Your answer should be a single number: the count of lines that include "antique".

[Extracted data entries]
+ + +

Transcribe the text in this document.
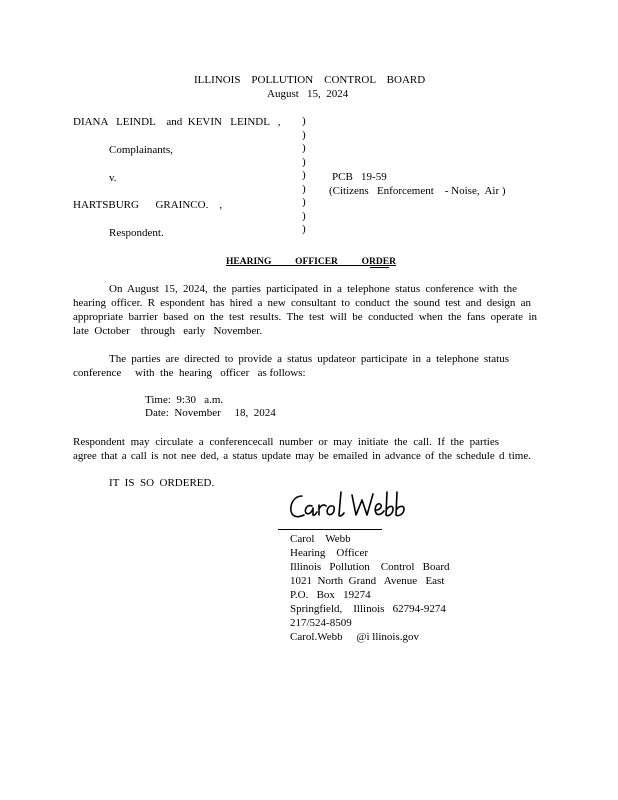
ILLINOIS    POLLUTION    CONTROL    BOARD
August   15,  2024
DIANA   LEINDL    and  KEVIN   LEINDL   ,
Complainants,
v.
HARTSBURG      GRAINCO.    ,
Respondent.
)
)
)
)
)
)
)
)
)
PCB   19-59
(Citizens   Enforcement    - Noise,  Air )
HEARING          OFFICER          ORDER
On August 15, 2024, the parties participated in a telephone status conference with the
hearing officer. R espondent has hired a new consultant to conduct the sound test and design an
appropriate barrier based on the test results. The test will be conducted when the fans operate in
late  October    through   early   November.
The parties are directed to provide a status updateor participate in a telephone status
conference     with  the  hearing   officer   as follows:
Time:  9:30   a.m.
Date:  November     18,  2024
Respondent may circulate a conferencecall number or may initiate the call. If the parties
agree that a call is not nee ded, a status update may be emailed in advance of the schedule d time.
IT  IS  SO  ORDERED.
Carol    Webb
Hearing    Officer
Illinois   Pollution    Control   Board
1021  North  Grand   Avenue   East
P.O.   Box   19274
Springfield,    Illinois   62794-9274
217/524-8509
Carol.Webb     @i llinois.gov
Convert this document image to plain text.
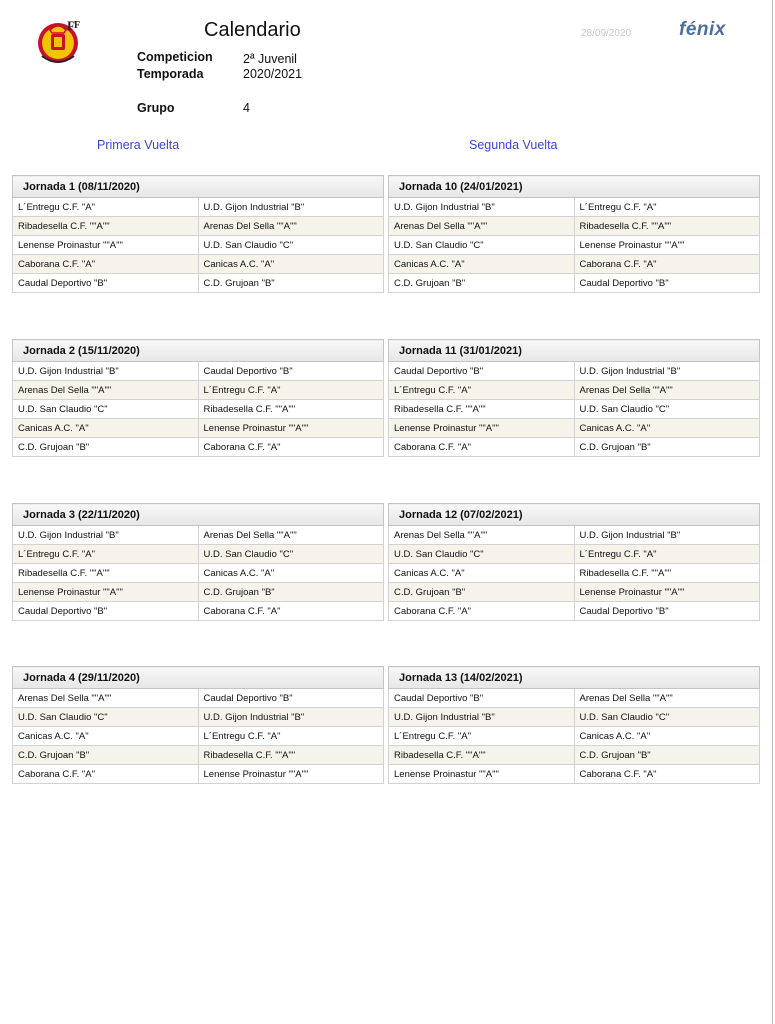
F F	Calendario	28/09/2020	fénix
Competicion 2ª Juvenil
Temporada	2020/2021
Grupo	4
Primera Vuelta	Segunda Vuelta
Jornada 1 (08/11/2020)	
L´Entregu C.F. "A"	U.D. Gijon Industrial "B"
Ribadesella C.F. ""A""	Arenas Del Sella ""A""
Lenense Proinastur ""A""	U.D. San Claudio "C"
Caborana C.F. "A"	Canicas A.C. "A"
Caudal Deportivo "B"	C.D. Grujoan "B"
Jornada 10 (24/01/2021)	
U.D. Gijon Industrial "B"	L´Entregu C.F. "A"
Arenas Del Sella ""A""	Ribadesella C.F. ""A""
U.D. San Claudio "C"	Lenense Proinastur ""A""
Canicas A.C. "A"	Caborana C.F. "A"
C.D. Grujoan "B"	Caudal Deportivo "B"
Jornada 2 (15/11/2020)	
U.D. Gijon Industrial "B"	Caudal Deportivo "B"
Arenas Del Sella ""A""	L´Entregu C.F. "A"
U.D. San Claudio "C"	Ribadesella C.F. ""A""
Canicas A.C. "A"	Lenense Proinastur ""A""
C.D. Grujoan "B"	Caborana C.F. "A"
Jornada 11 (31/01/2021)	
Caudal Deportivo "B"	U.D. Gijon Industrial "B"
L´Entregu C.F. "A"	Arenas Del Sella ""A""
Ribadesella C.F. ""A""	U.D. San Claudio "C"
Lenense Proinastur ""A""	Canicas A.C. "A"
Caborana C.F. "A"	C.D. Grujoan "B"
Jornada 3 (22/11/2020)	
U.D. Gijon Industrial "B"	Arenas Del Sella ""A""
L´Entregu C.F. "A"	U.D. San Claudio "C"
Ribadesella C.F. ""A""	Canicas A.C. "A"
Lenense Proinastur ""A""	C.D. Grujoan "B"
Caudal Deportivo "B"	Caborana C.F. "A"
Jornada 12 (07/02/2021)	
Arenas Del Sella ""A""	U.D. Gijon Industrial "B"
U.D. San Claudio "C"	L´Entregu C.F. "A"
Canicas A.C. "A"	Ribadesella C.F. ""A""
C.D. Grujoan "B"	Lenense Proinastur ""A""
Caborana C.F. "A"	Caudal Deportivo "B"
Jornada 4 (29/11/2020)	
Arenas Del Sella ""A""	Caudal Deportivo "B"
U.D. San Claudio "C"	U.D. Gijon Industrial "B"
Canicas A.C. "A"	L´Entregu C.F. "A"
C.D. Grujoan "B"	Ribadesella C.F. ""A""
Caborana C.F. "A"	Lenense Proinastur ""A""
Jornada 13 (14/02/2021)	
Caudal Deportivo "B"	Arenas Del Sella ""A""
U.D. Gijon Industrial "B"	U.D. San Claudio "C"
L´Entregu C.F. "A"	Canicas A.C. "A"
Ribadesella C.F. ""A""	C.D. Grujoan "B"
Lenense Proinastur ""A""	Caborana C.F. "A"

+ + +

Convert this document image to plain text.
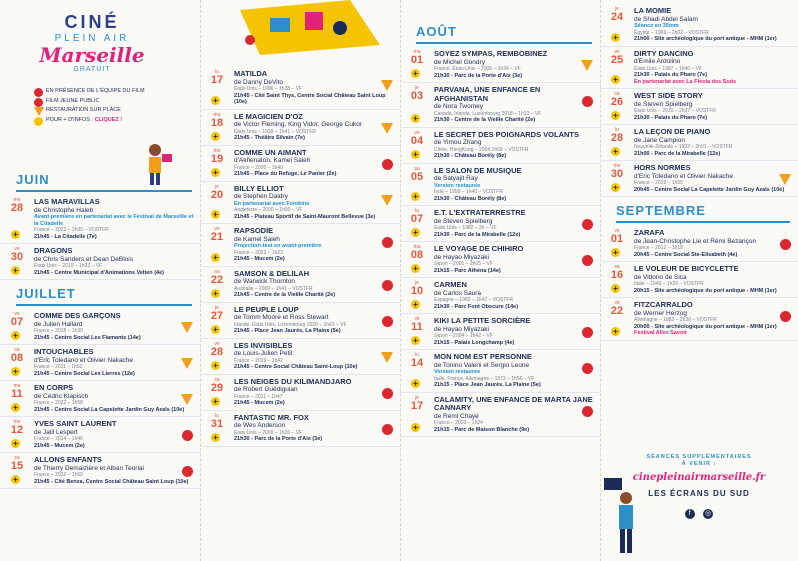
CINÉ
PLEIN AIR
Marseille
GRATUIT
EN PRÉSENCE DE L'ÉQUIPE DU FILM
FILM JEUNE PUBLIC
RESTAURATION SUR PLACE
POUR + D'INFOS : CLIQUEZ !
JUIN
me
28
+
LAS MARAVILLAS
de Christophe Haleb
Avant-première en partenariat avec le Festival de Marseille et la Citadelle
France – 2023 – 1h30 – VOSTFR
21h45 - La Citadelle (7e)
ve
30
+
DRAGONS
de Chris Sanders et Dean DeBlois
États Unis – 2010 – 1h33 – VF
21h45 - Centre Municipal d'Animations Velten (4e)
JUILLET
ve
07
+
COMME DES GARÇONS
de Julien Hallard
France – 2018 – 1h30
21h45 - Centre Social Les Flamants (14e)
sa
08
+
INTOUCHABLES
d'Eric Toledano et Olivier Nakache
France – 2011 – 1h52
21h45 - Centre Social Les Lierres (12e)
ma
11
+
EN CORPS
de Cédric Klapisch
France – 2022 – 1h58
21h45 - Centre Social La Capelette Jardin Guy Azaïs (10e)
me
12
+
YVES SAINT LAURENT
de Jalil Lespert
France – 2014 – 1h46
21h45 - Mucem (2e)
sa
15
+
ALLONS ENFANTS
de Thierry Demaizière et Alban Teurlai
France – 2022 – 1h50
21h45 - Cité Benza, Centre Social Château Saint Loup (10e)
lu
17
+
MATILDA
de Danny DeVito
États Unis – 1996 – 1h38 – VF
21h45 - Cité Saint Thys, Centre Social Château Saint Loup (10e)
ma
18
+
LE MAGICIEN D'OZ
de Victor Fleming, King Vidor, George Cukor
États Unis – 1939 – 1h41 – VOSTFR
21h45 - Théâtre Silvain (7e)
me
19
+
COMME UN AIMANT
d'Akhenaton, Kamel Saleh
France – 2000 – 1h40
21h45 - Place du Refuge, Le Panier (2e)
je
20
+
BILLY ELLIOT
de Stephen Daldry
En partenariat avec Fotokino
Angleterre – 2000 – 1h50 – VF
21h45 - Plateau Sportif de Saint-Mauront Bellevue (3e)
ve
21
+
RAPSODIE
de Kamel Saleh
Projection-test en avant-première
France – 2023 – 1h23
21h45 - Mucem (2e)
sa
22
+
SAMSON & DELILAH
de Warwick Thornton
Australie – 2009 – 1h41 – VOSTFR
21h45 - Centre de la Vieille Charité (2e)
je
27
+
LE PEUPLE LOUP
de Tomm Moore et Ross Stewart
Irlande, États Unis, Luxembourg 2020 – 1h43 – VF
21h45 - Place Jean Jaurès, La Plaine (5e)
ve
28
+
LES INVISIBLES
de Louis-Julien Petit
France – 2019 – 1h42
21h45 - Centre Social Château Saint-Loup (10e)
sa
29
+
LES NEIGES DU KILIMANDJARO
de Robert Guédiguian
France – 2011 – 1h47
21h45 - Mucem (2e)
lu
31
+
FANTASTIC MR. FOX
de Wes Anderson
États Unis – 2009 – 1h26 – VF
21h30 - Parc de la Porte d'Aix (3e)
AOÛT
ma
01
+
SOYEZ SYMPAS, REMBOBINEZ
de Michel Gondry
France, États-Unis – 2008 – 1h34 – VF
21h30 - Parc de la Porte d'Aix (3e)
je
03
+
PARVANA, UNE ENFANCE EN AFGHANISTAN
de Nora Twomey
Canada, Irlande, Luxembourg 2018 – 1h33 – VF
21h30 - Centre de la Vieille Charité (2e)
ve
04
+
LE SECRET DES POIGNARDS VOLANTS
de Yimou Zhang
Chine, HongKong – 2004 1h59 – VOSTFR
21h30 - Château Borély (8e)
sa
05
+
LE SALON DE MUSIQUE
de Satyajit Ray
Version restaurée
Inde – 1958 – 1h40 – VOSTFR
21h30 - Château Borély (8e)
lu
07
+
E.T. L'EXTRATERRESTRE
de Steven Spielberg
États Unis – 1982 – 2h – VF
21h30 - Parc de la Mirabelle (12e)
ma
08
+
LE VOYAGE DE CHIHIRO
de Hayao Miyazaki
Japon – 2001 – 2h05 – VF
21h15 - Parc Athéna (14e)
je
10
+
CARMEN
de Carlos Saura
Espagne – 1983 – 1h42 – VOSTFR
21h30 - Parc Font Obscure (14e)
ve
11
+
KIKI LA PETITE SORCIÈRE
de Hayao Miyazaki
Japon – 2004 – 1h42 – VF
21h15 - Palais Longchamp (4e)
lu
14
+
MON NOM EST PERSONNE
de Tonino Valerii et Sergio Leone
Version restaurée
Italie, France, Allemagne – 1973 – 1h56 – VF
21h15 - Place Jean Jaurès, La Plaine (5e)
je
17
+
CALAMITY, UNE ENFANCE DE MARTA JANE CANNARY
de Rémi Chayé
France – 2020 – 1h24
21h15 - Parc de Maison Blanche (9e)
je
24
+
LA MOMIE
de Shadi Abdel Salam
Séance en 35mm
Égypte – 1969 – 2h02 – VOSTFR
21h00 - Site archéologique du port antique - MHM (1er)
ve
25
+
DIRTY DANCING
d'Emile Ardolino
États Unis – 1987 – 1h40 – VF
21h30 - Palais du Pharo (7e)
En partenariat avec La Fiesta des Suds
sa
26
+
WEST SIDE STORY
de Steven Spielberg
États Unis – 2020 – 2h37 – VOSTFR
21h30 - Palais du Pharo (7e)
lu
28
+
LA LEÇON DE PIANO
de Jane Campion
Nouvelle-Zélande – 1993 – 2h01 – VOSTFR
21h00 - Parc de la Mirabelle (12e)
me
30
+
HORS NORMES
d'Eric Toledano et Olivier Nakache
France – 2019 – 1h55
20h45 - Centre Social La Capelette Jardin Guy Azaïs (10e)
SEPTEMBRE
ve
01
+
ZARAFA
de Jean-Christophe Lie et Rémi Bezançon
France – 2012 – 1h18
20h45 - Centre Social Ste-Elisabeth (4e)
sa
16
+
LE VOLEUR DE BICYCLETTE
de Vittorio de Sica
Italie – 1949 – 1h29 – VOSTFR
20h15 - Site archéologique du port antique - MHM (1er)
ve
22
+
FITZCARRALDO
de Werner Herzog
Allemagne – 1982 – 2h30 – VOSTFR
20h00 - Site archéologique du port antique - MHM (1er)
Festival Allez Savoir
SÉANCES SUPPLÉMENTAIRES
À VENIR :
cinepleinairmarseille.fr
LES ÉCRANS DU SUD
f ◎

+ + +

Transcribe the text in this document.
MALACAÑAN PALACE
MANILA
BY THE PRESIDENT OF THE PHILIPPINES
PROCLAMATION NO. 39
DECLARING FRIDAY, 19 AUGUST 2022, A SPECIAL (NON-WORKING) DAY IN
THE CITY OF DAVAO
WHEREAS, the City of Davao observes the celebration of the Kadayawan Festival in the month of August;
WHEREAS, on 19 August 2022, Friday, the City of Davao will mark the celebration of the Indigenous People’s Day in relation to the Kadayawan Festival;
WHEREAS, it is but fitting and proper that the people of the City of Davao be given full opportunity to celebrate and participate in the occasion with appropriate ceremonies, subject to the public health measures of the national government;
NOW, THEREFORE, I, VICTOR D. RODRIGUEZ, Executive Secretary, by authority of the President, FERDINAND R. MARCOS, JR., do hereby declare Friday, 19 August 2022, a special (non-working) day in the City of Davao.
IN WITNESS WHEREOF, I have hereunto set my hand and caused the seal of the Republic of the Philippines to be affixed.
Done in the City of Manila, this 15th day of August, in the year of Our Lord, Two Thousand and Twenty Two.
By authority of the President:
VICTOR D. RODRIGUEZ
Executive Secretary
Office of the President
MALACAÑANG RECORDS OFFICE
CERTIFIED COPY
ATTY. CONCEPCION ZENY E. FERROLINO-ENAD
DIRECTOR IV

+ + +

▸ **Result**
3